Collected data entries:
════════════════

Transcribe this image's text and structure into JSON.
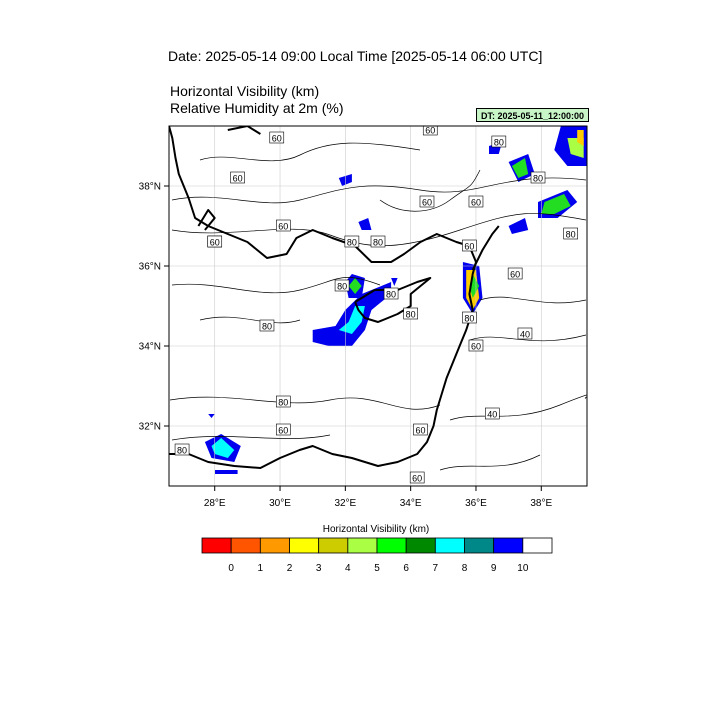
{
  "header": {
    "date_title": "Date: 2025-05-14  09:00 Local Time [2025-05-14  06:00 UTC]",
    "variable_line_1": "Horizontal Visibility   (km)",
    "variable_line_2": "Relative Humidity at 2m   (%)",
    "dt_badge": "DT: 2025-05-11_12:00:00"
  },
  "map": {
    "lon_range": [
      26.6,
      39.4
    ],
    "lat_range": [
      30.5,
      39.5
    ],
    "lon_ticks": [
      {
        "value": 28,
        "label": "28°E"
      },
      {
        "value": 30,
        "label": "30°E"
      },
      {
        "value": 32,
        "label": "32°E"
      },
      {
        "value": 34,
        "label": "34°E"
      },
      {
        "value": 36,
        "label": "36°E"
      },
      {
        "value": 38,
        "label": "38°E"
      }
    ],
    "lat_ticks": [
      {
        "value": 38,
        "label": "38°N"
      },
      {
        "value": 36,
        "label": "36°N"
      },
      {
        "value": 34,
        "label": "34°N"
      },
      {
        "value": 32,
        "label": "32°N"
      }
    ],
    "grid_lines": true,
    "rh_contour_labels": [
      {
        "lon": 31.9,
        "lat": 35.5,
        "text": "80"
      },
      {
        "lon": 32.2,
        "lat": 36.6,
        "text": "80"
      },
      {
        "lon": 33.0,
        "lat": 36.6,
        "text": "80"
      },
      {
        "lon": 33.4,
        "lat": 35.3,
        "text": "80"
      },
      {
        "lon": 34.0,
        "lat": 34.8,
        "text": "80"
      },
      {
        "lon": 35.8,
        "lat": 34.7,
        "text": "80"
      },
      {
        "lon": 29.6,
        "lat": 34.5,
        "text": "80"
      },
      {
        "lon": 36.7,
        "lat": 39.1,
        "text": "80"
      },
      {
        "lon": 37.9,
        "lat": 38.2,
        "text": "80"
      },
      {
        "lon": 38.9,
        "lat": 36.8,
        "text": "80"
      },
      {
        "lon": 28.7,
        "lat": 38.2,
        "text": "60"
      },
      {
        "lon": 29.9,
        "lat": 39.2,
        "text": "60"
      },
      {
        "lon": 34.6,
        "lat": 39.4,
        "text": "60"
      },
      {
        "lon": 30.1,
        "lat": 37.0,
        "text": "60"
      },
      {
        "lon": 34.5,
        "lat": 37.6,
        "text": "60"
      },
      {
        "lon": 36.0,
        "lat": 37.6,
        "text": "60"
      },
      {
        "lon": 35.8,
        "lat": 36.5,
        "text": "60"
      },
      {
        "lon": 37.2,
        "lat": 35.8,
        "text": "60"
      },
      {
        "lon": 36.0,
        "lat": 34.0,
        "text": "60"
      },
      {
        "lon": 34.2,
        "lat": 30.7,
        "text": "60"
      },
      {
        "lon": 34.3,
        "lat": 31.9,
        "text": "60"
      },
      {
        "lon": 30.1,
        "lat": 31.9,
        "text": "60"
      },
      {
        "lon": 27.0,
        "lat": 31.4,
        "text": "80"
      },
      {
        "lon": 28.0,
        "lat": 36.6,
        "text": "60"
      },
      {
        "lon": 30.1,
        "lat": 32.6,
        "text": "80"
      },
      {
        "lon": 36.5,
        "lat": 32.3,
        "text": "40"
      },
      {
        "lon": 37.5,
        "lat": 34.3,
        "text": "40"
      },
      {
        "lon": 28.0,
        "lat": 36.6,
        "text": "60"
      }
    ],
    "visibility_areas": [
      {
        "color": "#0000ee",
        "points": [
          [
            31.0,
            34.4
          ],
          [
            31.7,
            34.5
          ],
          [
            32.0,
            34.9
          ],
          [
            32.5,
            35.3
          ],
          [
            33.4,
            35.6
          ],
          [
            33.4,
            35.3
          ],
          [
            32.8,
            34.9
          ],
          [
            32.6,
            34.4
          ],
          [
            32.2,
            34.0
          ],
          [
            31.5,
            34.0
          ],
          [
            31.0,
            34.1
          ]
        ]
      },
      {
        "color": "#00ffff",
        "points": [
          [
            31.8,
            34.4
          ],
          [
            32.1,
            34.6
          ],
          [
            32.3,
            35.0
          ],
          [
            32.6,
            35.0
          ],
          [
            32.5,
            34.6
          ],
          [
            32.2,
            34.3
          ]
        ]
      },
      {
        "color": "#0000ee",
        "points": [
          [
            32.0,
            35.6
          ],
          [
            32.2,
            35.8
          ],
          [
            32.6,
            35.7
          ],
          [
            32.5,
            35.2
          ],
          [
            32.1,
            35.2
          ]
        ]
      },
      {
        "color": "#22dd22",
        "points": [
          [
            32.1,
            35.5
          ],
          [
            32.3,
            35.7
          ],
          [
            32.5,
            35.5
          ],
          [
            32.3,
            35.3
          ]
        ]
      },
      {
        "color": "#0000ee",
        "points": [
          [
            35.6,
            36.1
          ],
          [
            36.1,
            36.0
          ],
          [
            36.2,
            35.2
          ],
          [
            35.9,
            34.8
          ],
          [
            35.6,
            35.2
          ]
        ]
      },
      {
        "color": "#ffcc00",
        "points": [
          [
            35.7,
            35.9
          ],
          [
            36.0,
            35.9
          ],
          [
            36.1,
            35.2
          ],
          [
            35.9,
            34.9
          ],
          [
            35.7,
            35.2
          ]
        ]
      },
      {
        "color": "#22dd22",
        "points": [
          [
            35.9,
            35.8
          ],
          [
            36.1,
            35.5
          ],
          [
            35.9,
            35.2
          ],
          [
            35.8,
            35.5
          ]
        ]
      },
      {
        "color": "#0000ee",
        "points": [
          [
            27.7,
            31.6
          ],
          [
            28.2,
            31.8
          ],
          [
            28.8,
            31.5
          ],
          [
            28.6,
            31.1
          ],
          [
            27.9,
            31.2
          ]
        ]
      },
      {
        "color": "#00ffff",
        "points": [
          [
            27.9,
            31.5
          ],
          [
            28.2,
            31.7
          ],
          [
            28.6,
            31.4
          ],
          [
            28.4,
            31.2
          ],
          [
            28.0,
            31.3
          ]
        ]
      },
      {
        "color": "#0000ee",
        "points": [
          [
            27.8,
            32.3
          ],
          [
            28.0,
            32.3
          ],
          [
            27.9,
            32.2
          ]
        ]
      },
      {
        "color": "#0000ee",
        "points": [
          [
            37.0,
            38.6
          ],
          [
            37.6,
            38.8
          ],
          [
            37.8,
            38.3
          ],
          [
            37.3,
            38.1
          ]
        ]
      },
      {
        "color": "#22dd22",
        "points": [
          [
            37.1,
            38.5
          ],
          [
            37.5,
            38.7
          ],
          [
            37.6,
            38.3
          ],
          [
            37.3,
            38.2
          ]
        ]
      },
      {
        "color": "#0000ee",
        "points": [
          [
            38.6,
            39.5
          ],
          [
            39.4,
            39.5
          ],
          [
            39.4,
            38.5
          ],
          [
            38.8,
            38.5
          ],
          [
            38.4,
            38.9
          ]
        ]
      },
      {
        "color": "#aaff44",
        "points": [
          [
            38.8,
            39.2
          ],
          [
            39.3,
            39.2
          ],
          [
            39.3,
            38.7
          ],
          [
            38.9,
            38.8
          ]
        ]
      },
      {
        "color": "#ffcc00",
        "points": [
          [
            39.1,
            39.4
          ],
          [
            39.3,
            39.4
          ],
          [
            39.3,
            39.0
          ],
          [
            39.1,
            39.1
          ]
        ]
      },
      {
        "color": "#0000ee",
        "points": [
          [
            37.9,
            37.6
          ],
          [
            38.8,
            37.9
          ],
          [
            39.1,
            37.6
          ],
          [
            38.5,
            37.2
          ],
          [
            37.9,
            37.2
          ]
        ]
      },
      {
        "color": "#22dd22",
        "points": [
          [
            38.1,
            37.6
          ],
          [
            38.7,
            37.8
          ],
          [
            38.9,
            37.5
          ],
          [
            38.4,
            37.3
          ],
          [
            38.0,
            37.3
          ]
        ]
      },
      {
        "color": "#0000ee",
        "points": [
          [
            37.0,
            37.0
          ],
          [
            37.5,
            37.2
          ],
          [
            37.6,
            36.9
          ],
          [
            37.1,
            36.8
          ]
        ]
      },
      {
        "color": "#0000ee",
        "points": [
          [
            32.4,
            37.1
          ],
          [
            32.7,
            37.2
          ],
          [
            32.8,
            36.9
          ],
          [
            32.5,
            36.9
          ]
        ]
      },
      {
        "color": "#0000ee",
        "points": [
          [
            31.8,
            38.2
          ],
          [
            32.2,
            38.3
          ],
          [
            32.2,
            38.1
          ],
          [
            31.9,
            38.0
          ]
        ]
      },
      {
        "color": "#0000ee",
        "points": [
          [
            36.4,
            39.0
          ],
          [
            36.8,
            39.1
          ],
          [
            36.7,
            38.8
          ],
          [
            36.4,
            38.8
          ]
        ]
      },
      {
        "color": "#0000ee",
        "points": [
          [
            33.4,
            35.7
          ],
          [
            33.6,
            35.7
          ],
          [
            33.5,
            35.5
          ]
        ]
      },
      {
        "color": "#0000ee",
        "points": [
          [
            28.0,
            30.9
          ],
          [
            28.7,
            30.9
          ],
          [
            28.7,
            30.8
          ],
          [
            28.0,
            30.8
          ]
        ]
      }
    ],
    "coastlines": [
      [
        [
          26.6,
          31.3
        ],
        [
          27.2,
          31.3
        ],
        [
          27.8,
          31.1
        ],
        [
          28.6,
          31.0
        ],
        [
          29.4,
          30.95
        ],
        [
          30.0,
          31.2
        ],
        [
          30.6,
          31.4
        ],
        [
          31.0,
          31.5
        ],
        [
          31.6,
          31.3
        ],
        [
          32.2,
          31.2
        ],
        [
          32.6,
          31.1
        ],
        [
          33.0,
          31.0
        ],
        [
          33.6,
          31.1
        ],
        [
          34.2,
          31.3
        ],
        [
          34.5,
          31.6
        ],
        [
          34.7,
          32.0
        ],
        [
          34.8,
          32.4
        ],
        [
          34.95,
          32.8
        ],
        [
          35.1,
          33.2
        ],
        [
          35.3,
          33.6
        ],
        [
          35.5,
          34.0
        ],
        [
          35.7,
          34.4
        ],
        [
          35.9,
          34.9
        ],
        [
          35.8,
          35.3
        ],
        [
          35.9,
          35.8
        ],
        [
          36.0,
          36.1
        ],
        [
          35.8,
          36.5
        ],
        [
          35.4,
          36.6
        ],
        [
          34.8,
          36.8
        ],
        [
          34.3,
          36.6
        ],
        [
          33.8,
          36.3
        ],
        [
          33.4,
          36.1
        ],
        [
          32.8,
          36.1
        ],
        [
          32.3,
          36.5
        ],
        [
          31.6,
          36.7
        ],
        [
          31.0,
          36.9
        ],
        [
          30.5,
          36.7
        ],
        [
          30.2,
          36.3
        ],
        [
          29.6,
          36.2
        ],
        [
          29.0,
          36.6
        ],
        [
          28.4,
          36.8
        ],
        [
          27.8,
          37.0
        ],
        [
          27.4,
          37.2
        ],
        [
          27.2,
          37.7
        ],
        [
          26.9,
          38.3
        ],
        [
          26.8,
          38.7
        ],
        [
          26.7,
          39.2
        ],
        [
          26.6,
          39.5
        ]
      ],
      [
        [
          32.3,
          35.1
        ],
        [
          32.9,
          35.4
        ],
        [
          33.6,
          35.4
        ],
        [
          34.2,
          35.6
        ],
        [
          34.6,
          35.7
        ],
        [
          34.0,
          35.3
        ],
        [
          34.0,
          35.0
        ],
        [
          33.6,
          34.8
        ],
        [
          33.0,
          34.6
        ],
        [
          32.6,
          34.7
        ],
        [
          32.4,
          34.9
        ],
        [
          32.3,
          35.1
        ]
      ],
      [
        [
          27.5,
          37.0
        ],
        [
          27.8,
          37.4
        ],
        [
          28.0,
          37.2
        ],
        [
          27.7,
          36.9
        ]
      ],
      [
        [
          28.4,
          39.4
        ],
        [
          29.0,
          39.5
        ],
        [
          29.4,
          39.3
        ]
      ],
      [
        [
          35.9,
          35.9
        ],
        [
          36.2,
          36.4
        ],
        [
          36.5,
          36.8
        ],
        [
          36.7,
          37.0
        ]
      ]
    ]
  },
  "legend": {
    "title": "Horizontal Visibility  (km)",
    "colors": [
      "#ff0000",
      "#ff5500",
      "#ff9900",
      "#ffff00",
      "#cccc00",
      "#aaff44",
      "#00ff00",
      "#008800",
      "#00ffff",
      "#008888",
      "#0000ff",
      "#ffffff"
    ],
    "labels": [
      "0",
      "1",
      "2",
      "3",
      "4",
      "5",
      "6",
      "7",
      "8",
      "9",
      "10"
    ]
  }
}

════════════════

## Objective
Return only those lines of the records that contain the string "Horizontal".

## Complete answer
    "variable_line_1": "Horizontal Visibility   (km)",
    "title": "Horizontal Visibility  (km)",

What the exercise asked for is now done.